**Exercise instructions**
Tally the lines holding "name" and state only that figure.

§

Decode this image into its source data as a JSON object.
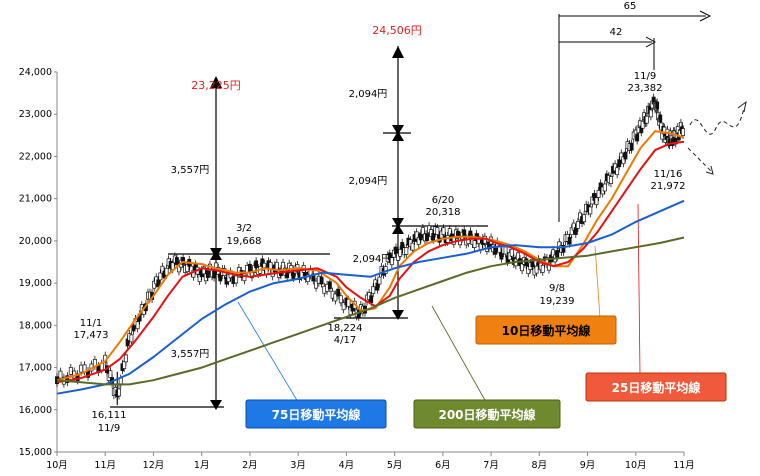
{
  "chart_data": {
    "type": "line",
    "title": "",
    "xlabel": "",
    "ylabel": "",
    "ylim": [
      15000,
      24000
    ],
    "y_ticks": [
      "15,000",
      "16,000",
      "17,000",
      "18,000",
      "19,000",
      "20,000",
      "21,000",
      "22,000",
      "23,000",
      "24,000"
    ],
    "x_ticks": [
      "10月",
      "11月",
      "12月",
      "1月",
      "2月",
      "3月",
      "4月",
      "5月",
      "6月",
      "7月",
      "8月",
      "9月",
      "10月",
      "11月"
    ],
    "grid": false,
    "series": [
      {
        "name": "10日移動平均線",
        "color": "#f07800",
        "values": [
          [
            0,
            16700
          ],
          [
            0.5,
            16850
          ],
          [
            1.0,
            17150
          ],
          [
            1.3,
            17600
          ],
          [
            1.6,
            18100
          ],
          [
            2.0,
            18700
          ],
          [
            2.3,
            19200
          ],
          [
            2.6,
            19500
          ],
          [
            3.0,
            19450
          ],
          [
            3.3,
            19350
          ],
          [
            3.7,
            19250
          ],
          [
            4.0,
            19250
          ],
          [
            4.3,
            19350
          ],
          [
            4.6,
            19300
          ],
          [
            5.0,
            19350
          ],
          [
            5.4,
            19300
          ],
          [
            5.8,
            19000
          ],
          [
            6.0,
            18700
          ],
          [
            6.3,
            18350
          ],
          [
            6.6,
            18400
          ],
          [
            6.9,
            18900
          ],
          [
            7.1,
            19400
          ],
          [
            7.4,
            19750
          ],
          [
            7.7,
            19950
          ],
          [
            8.0,
            20050
          ],
          [
            8.3,
            20100
          ],
          [
            8.6,
            20100
          ],
          [
            8.9,
            20050
          ],
          [
            9.1,
            20000
          ],
          [
            9.4,
            19900
          ],
          [
            9.7,
            19750
          ],
          [
            10.0,
            19550
          ],
          [
            10.3,
            19400
          ],
          [
            10.6,
            19400
          ],
          [
            10.9,
            19900
          ],
          [
            11.2,
            20500
          ],
          [
            11.5,
            21000
          ],
          [
            11.8,
            21600
          ],
          [
            12.1,
            22200
          ],
          [
            12.4,
            22600
          ],
          [
            12.7,
            22550
          ],
          [
            13.0,
            22450
          ]
        ]
      },
      {
        "name": "25日移動平均線",
        "color": "#e81010",
        "values": [
          [
            0,
            16650
          ],
          [
            0.5,
            16750
          ],
          [
            1.0,
            16950
          ],
          [
            1.3,
            17200
          ],
          [
            1.6,
            17600
          ],
          [
            2.0,
            18200
          ],
          [
            2.3,
            18700
          ],
          [
            2.6,
            19150
          ],
          [
            3.0,
            19350
          ],
          [
            3.3,
            19300
          ],
          [
            3.7,
            19200
          ],
          [
            4.0,
            19150
          ],
          [
            4.3,
            19200
          ],
          [
            4.6,
            19250
          ],
          [
            5.0,
            19300
          ],
          [
            5.4,
            19350
          ],
          [
            5.8,
            19150
          ],
          [
            6.0,
            18900
          ],
          [
            6.3,
            18650
          ],
          [
            6.6,
            18450
          ],
          [
            6.9,
            18700
          ],
          [
            7.1,
            19100
          ],
          [
            7.4,
            19500
          ],
          [
            7.7,
            19750
          ],
          [
            8.0,
            19900
          ],
          [
            8.3,
            20000
          ],
          [
            8.6,
            20050
          ],
          [
            8.9,
            20050
          ],
          [
            9.1,
            19950
          ],
          [
            9.4,
            19850
          ],
          [
            9.7,
            19700
          ],
          [
            10.0,
            19500
          ],
          [
            10.3,
            19400
          ],
          [
            10.6,
            19500
          ],
          [
            10.9,
            19800
          ],
          [
            11.2,
            20200
          ],
          [
            11.5,
            20700
          ],
          [
            11.8,
            21200
          ],
          [
            12.1,
            21700
          ],
          [
            12.4,
            22150
          ],
          [
            12.7,
            22300
          ],
          [
            13.0,
            22350
          ]
        ]
      },
      {
        "name": "75日移動平均線",
        "color": "#1a5fd0",
        "values": [
          [
            0,
            16380
          ],
          [
            0.5,
            16480
          ],
          [
            1.0,
            16600
          ],
          [
            1.5,
            16850
          ],
          [
            2.0,
            17250
          ],
          [
            2.5,
            17700
          ],
          [
            3.0,
            18150
          ],
          [
            3.5,
            18500
          ],
          [
            4.0,
            18800
          ],
          [
            4.5,
            19000
          ],
          [
            5.0,
            19100
          ],
          [
            5.5,
            19250
          ],
          [
            6.0,
            19200
          ],
          [
            6.5,
            19150
          ],
          [
            7.0,
            19350
          ],
          [
            7.5,
            19500
          ],
          [
            8.0,
            19600
          ],
          [
            8.5,
            19700
          ],
          [
            9.0,
            19850
          ],
          [
            9.5,
            19900
          ],
          [
            10.0,
            19850
          ],
          [
            10.5,
            19850
          ],
          [
            11.0,
            19950
          ],
          [
            11.5,
            20150
          ],
          [
            12.0,
            20450
          ],
          [
            12.5,
            20700
          ],
          [
            13.0,
            20950
          ]
        ]
      },
      {
        "name": "200日移動平均線",
        "color": "#5a6a28",
        "values": [
          [
            0,
            16700
          ],
          [
            0.5,
            16650
          ],
          [
            1.0,
            16600
          ],
          [
            1.5,
            16600
          ],
          [
            2.0,
            16700
          ],
          [
            2.5,
            16850
          ],
          [
            3.0,
            17000
          ],
          [
            3.5,
            17200
          ],
          [
            4.0,
            17400
          ],
          [
            4.5,
            17600
          ],
          [
            5.0,
            17800
          ],
          [
            5.5,
            18000
          ],
          [
            6.0,
            18200
          ],
          [
            6.5,
            18400
          ],
          [
            7.0,
            18650
          ],
          [
            7.5,
            18850
          ],
          [
            8.0,
            19050
          ],
          [
            8.5,
            19250
          ],
          [
            9.0,
            19400
          ],
          [
            9.5,
            19500
          ],
          [
            10.0,
            19550
          ],
          [
            10.5,
            19600
          ],
          [
            11.0,
            19650
          ],
          [
            11.5,
            19750
          ],
          [
            12.0,
            19850
          ],
          [
            12.5,
            19950
          ],
          [
            13.0,
            20080
          ]
        ]
      }
    ],
    "candles": [
      [
        0,
        16700
      ],
      [
        0.5,
        16900
      ],
      [
        1.0,
        17100
      ],
      [
        1.25,
        16300
      ],
      [
        1.5,
        17700
      ],
      [
        1.8,
        18400
      ],
      [
        2.1,
        19100
      ],
      [
        2.4,
        19500
      ],
      [
        2.7,
        19400
      ],
      [
        3.0,
        19200
      ],
      [
        3.3,
        19300
      ],
      [
        3.6,
        19100
      ],
      [
        4.0,
        19300
      ],
      [
        4.3,
        19400
      ],
      [
        4.6,
        19300
      ],
      [
        4.9,
        19300
      ],
      [
        5.2,
        19200
      ],
      [
        5.6,
        18900
      ],
      [
        6.0,
        18500
      ],
      [
        6.3,
        18300
      ],
      [
        6.6,
        18900
      ],
      [
        6.9,
        19600
      ],
      [
        7.2,
        19800
      ],
      [
        7.5,
        20100
      ],
      [
        7.8,
        20200
      ],
      [
        8.1,
        20100
      ],
      [
        8.4,
        20100
      ],
      [
        8.7,
        20000
      ],
      [
        9.0,
        19900
      ],
      [
        9.3,
        19700
      ],
      [
        9.6,
        19500
      ],
      [
        9.9,
        19350
      ],
      [
        10.2,
        19500
      ],
      [
        10.5,
        19900
      ],
      [
        10.8,
        20400
      ],
      [
        11.1,
        20900
      ],
      [
        11.4,
        21400
      ],
      [
        11.7,
        21900
      ],
      [
        12.0,
        22500
      ],
      [
        12.2,
        22900
      ],
      [
        12.4,
        23300
      ],
      [
        12.55,
        22600
      ],
      [
        12.7,
        22400
      ],
      [
        12.85,
        22500
      ],
      [
        13.0,
        22700
      ]
    ],
    "annotations": [
      {
        "label_top": "11/1",
        "label_bottom": "17,473"
      },
      {
        "label_top": "16,111",
        "label_bottom": "11/9"
      },
      {
        "label_top": "3/2",
        "label_bottom": "19,668"
      },
      {
        "label_top": "18,224",
        "label_bottom": "4/17"
      },
      {
        "label_top": "6/20",
        "label_bottom": "20,318"
      },
      {
        "label_top": "9/8",
        "label_bottom": "19,239"
      },
      {
        "label_top": "11/9",
        "label_bottom": "23,382"
      },
      {
        "label_top": "11/16",
        "label_bottom": "21,972"
      }
    ],
    "range_labels": {
      "a1": "3,557円",
      "a2": "3,557円",
      "a_target": "23,225円",
      "b1": "2,094円",
      "b2": "2,094円",
      "b3": "2,094円",
      "b_target": "24,506円",
      "days_65": "65",
      "days_42": "42"
    },
    "legend": {
      "ma10": "10日移動平均線",
      "ma25": "25日移動平均線",
      "ma75": "75日移動平均線",
      "ma200": "200日移動平均線"
    },
    "colors": {
      "ma10_box": "#f08010",
      "ma25_box": "#f05a3a",
      "ma75_box": "#1e78e6",
      "ma200_box": "#6f8a2e",
      "target_red": "#e02020"
    }
  }
}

§

**Solution**
4